REQUIRED WORK:
Tally every line of the material that includes "вентилятором", then give the tally and nothing else.

--- START DATA SECTION ---

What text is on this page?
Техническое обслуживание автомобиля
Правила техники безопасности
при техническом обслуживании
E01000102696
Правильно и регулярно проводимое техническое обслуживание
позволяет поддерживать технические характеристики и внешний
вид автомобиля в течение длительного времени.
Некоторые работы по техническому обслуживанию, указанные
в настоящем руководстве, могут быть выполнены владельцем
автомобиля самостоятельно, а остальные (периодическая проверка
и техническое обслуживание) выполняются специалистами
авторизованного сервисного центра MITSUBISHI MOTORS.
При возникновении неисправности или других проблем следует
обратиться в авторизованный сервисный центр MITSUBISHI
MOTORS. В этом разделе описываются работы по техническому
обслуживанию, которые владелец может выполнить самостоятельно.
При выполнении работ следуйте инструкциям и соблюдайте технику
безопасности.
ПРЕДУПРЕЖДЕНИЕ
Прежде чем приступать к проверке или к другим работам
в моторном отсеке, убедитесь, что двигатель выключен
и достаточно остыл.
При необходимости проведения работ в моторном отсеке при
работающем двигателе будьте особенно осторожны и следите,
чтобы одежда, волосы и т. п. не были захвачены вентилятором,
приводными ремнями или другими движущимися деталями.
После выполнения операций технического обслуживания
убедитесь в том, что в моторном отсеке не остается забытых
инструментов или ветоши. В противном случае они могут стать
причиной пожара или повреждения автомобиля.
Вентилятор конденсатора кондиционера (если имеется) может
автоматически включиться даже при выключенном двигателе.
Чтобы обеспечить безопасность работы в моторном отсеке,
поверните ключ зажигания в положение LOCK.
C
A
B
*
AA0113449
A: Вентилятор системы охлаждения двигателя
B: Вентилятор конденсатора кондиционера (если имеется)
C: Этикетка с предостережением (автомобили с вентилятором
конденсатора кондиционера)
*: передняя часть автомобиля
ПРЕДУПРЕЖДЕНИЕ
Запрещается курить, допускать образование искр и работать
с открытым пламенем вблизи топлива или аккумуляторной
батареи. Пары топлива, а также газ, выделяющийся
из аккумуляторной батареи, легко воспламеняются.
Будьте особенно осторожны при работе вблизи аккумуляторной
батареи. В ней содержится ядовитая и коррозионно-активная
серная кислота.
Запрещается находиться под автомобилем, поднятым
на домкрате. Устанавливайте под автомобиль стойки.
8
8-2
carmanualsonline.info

--- END DATA SECTION ---
--- START DATA SECTION ---

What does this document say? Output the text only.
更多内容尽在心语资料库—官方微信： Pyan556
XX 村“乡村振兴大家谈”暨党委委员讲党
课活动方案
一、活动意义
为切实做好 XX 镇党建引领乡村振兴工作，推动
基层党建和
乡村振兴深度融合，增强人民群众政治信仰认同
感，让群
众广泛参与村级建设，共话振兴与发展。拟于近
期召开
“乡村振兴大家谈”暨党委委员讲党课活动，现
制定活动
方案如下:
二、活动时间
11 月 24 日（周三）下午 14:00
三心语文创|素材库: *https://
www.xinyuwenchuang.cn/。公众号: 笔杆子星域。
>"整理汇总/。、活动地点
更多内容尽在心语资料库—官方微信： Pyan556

--- END DATA SECTION ---

CORRECT OUTPUT:
2